SOURCE DATA:
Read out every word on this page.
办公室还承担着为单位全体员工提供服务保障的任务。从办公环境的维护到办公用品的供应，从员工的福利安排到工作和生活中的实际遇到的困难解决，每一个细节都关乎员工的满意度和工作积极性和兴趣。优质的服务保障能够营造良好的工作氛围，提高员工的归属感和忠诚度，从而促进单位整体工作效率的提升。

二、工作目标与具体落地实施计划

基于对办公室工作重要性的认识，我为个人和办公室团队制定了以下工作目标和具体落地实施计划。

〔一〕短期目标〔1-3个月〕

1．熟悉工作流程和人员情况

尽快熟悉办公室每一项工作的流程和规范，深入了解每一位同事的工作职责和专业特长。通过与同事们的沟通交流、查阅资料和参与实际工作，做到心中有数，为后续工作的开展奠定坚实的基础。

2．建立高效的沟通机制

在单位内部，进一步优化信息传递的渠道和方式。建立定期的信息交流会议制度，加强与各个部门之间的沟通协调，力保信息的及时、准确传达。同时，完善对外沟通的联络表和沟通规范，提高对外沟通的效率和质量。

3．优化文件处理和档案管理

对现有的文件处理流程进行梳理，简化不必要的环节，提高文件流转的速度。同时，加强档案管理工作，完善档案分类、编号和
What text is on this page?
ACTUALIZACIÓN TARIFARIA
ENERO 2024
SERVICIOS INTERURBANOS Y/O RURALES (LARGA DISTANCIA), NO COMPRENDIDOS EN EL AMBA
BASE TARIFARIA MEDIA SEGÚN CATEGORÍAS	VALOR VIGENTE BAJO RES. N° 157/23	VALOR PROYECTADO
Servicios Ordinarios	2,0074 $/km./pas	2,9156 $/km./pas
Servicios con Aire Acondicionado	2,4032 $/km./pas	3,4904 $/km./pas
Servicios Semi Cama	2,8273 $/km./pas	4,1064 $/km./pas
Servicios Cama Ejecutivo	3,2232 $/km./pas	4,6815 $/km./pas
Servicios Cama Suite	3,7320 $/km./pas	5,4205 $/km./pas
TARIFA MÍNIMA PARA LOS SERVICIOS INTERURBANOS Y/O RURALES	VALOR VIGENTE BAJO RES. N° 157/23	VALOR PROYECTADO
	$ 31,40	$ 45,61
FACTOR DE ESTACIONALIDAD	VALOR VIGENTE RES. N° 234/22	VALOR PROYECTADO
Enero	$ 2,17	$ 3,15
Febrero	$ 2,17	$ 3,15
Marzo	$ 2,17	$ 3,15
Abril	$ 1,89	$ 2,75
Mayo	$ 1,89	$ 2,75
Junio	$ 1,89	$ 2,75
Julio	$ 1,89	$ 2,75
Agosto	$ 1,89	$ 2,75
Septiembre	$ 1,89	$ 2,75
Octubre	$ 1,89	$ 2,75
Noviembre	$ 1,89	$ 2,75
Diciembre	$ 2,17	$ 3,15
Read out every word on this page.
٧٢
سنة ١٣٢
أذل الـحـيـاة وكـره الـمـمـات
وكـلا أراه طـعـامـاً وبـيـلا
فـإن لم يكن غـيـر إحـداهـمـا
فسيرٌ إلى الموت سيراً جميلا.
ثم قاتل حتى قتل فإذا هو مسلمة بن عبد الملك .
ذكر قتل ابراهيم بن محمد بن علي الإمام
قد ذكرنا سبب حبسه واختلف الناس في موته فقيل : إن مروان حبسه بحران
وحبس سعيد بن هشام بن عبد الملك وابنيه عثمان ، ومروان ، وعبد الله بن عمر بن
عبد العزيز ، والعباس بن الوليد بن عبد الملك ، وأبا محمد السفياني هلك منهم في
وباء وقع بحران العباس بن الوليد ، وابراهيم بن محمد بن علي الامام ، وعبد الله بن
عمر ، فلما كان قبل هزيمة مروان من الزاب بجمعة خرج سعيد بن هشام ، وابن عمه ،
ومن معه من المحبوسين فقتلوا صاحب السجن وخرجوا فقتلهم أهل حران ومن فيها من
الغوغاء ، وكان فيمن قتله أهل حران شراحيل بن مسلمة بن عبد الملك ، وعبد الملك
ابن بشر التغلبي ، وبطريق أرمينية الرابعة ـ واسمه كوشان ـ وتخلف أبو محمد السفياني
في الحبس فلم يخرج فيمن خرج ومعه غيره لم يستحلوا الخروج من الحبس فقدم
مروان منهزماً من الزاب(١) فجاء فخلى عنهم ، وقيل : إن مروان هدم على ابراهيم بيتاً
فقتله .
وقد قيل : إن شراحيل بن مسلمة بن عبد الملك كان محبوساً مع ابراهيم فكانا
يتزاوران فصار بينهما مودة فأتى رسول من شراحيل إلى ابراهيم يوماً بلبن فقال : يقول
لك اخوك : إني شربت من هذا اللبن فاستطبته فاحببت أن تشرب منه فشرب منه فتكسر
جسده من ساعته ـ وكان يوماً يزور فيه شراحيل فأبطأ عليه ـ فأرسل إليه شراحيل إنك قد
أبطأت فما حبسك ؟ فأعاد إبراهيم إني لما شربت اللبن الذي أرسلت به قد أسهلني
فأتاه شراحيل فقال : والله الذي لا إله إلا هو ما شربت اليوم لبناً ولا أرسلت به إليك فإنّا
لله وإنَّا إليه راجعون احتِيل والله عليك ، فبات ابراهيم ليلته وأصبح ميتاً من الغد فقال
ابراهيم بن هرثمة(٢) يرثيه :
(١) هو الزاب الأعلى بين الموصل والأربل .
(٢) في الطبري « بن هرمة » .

STATED EXERCISE: Collect from the data above every line that includes "هشام".

ANSWER IN FULL:
وحبس سعيد بن هشام بن عبد الملك وابنيه عثمان ، ومروان ، وعبد الله بن عمر بن
عمر ، فلما كان قبل هزيمة مروان من الزاب بجمعة خرج سعيد بن هشام ، وابن عمه ،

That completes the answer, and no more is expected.